■ DATA TO USE:
- - - - - - -

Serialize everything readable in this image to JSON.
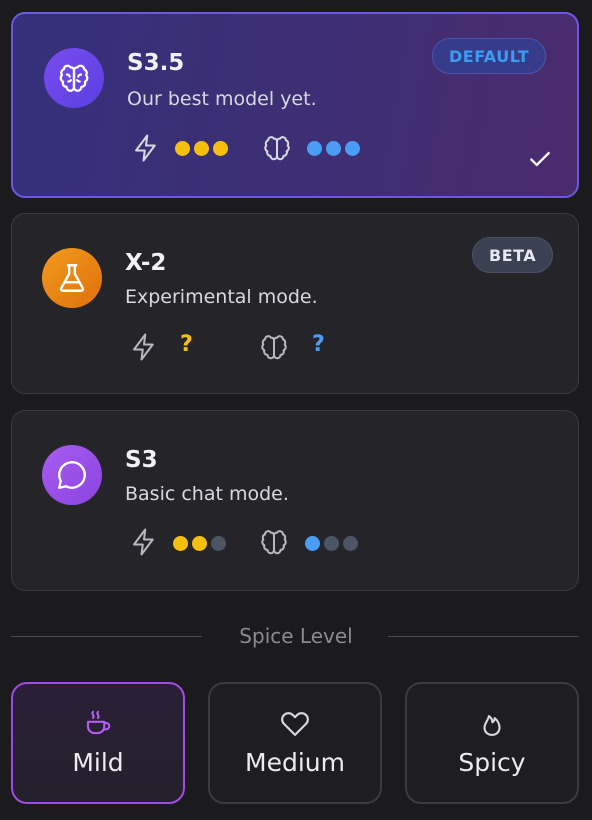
{
  "models": [
    {
      "name": "S3.5",
      "description": "Our best model yet.",
      "badge": "DEFAULT",
      "icon": "brain-icon",
      "speed_rating": 3,
      "intelligence_rating": 3,
      "selected": true
    },
    {
      "name": "X-2",
      "description": "Experimental mode.",
      "badge": "BETA",
      "icon": "flask-icon",
      "speed_rating": "?",
      "intelligence_rating": "?",
      "selected": false
    },
    {
      "name": "S3",
      "description": "Basic chat mode.",
      "badge": "",
      "icon": "chat-bubble-icon",
      "speed_rating": 2,
      "intelligence_rating": 1,
      "selected": false
    }
  ],
  "rating_max": 3,
  "spice": {
    "label": "Spice Level",
    "options": [
      {
        "label": "Mild",
        "icon": "coffee-cup-icon",
        "active": true
      },
      {
        "label": "Medium",
        "icon": "heart-icon",
        "active": false
      },
      {
        "label": "Spicy",
        "icon": "flame-icon",
        "active": false
      }
    ]
  },
  "colors": {
    "speed": "#f5bf0f",
    "intelligence": "#4a9cf5",
    "inactive_dot": "#4b5563",
    "default_badge_text": "#3b9cf2",
    "beta_badge_text": "#e8e8ee",
    "accent_purple": "#a04be4"
  }
}
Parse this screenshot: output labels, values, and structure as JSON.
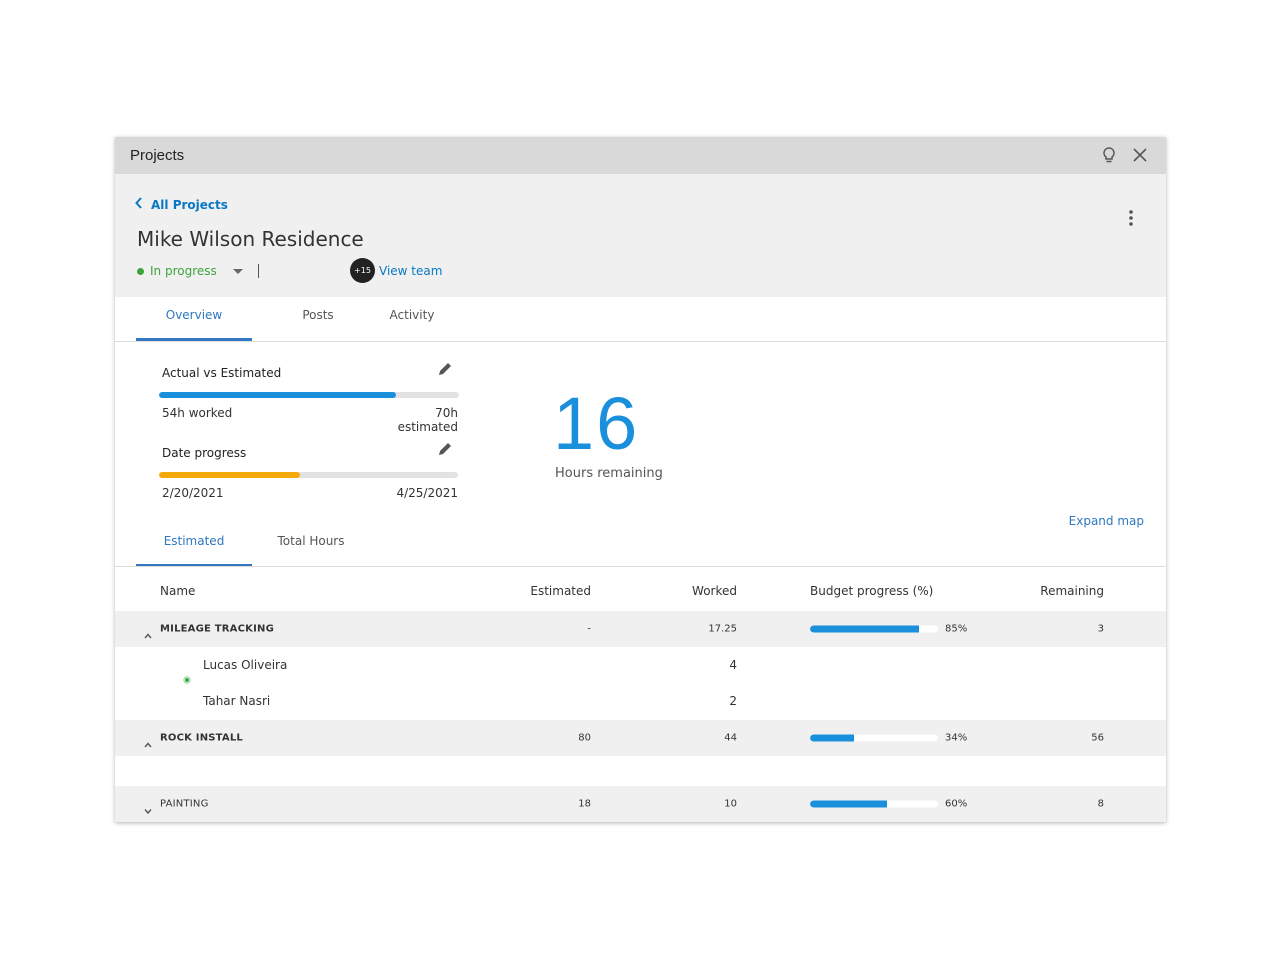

- - - - - - -

Repeat the data in full and exactly. Omit pictures.

Serialize everything readable in this image to JSON.
{
  "models": [
    {
      "name": "S3.5",
      "description": "Our best model yet.",
      "badge": "DEFAULT",
      "icon": "brain-icon",
      "speed_rating": 3,
      "intelligence_rating": 3,
      "selected": true
    },
    {
      "name": "X-2",
      "description": "Experimental mode.",
      "badge": "BETA",
      "icon": "flask-icon",
      "speed_rating": "?",
      "intelligence_rating": "?",
      "selected": false
    },
    {
      "name": "S3",
      "description": "Basic chat mode.",
      "badge": "",
      "icon": "chat-bubble-icon",
      "speed_rating": 2,
      "intelligence_rating": 1,
      "selected": false
    }
  ],
  "rating_max": 3,
  "spice": {
    "label": "Spice Level",
    "options": [
      {
        "label": "Mild",
        "icon": "coffee-cup-icon",
        "active": true
      },
      {
        "label": "Medium",
        "icon": "heart-icon",
        "active": false
      },
      {
        "label": "Spicy",
        "icon": "flame-icon",
        "active": false
      }
    ]
  },
  "colors": {
    "speed": "#f5bf0f",
    "intelligence": "#4a9cf5",
    "inactive_dot": "#4b5563",
    "default_badge_text": "#3b9cf2",
    "beta_badge_text": "#e8e8ee",
    "accent_purple": "#a04be4"
  }
}
Parse this screenshot: output labels, values, and structure as JSON.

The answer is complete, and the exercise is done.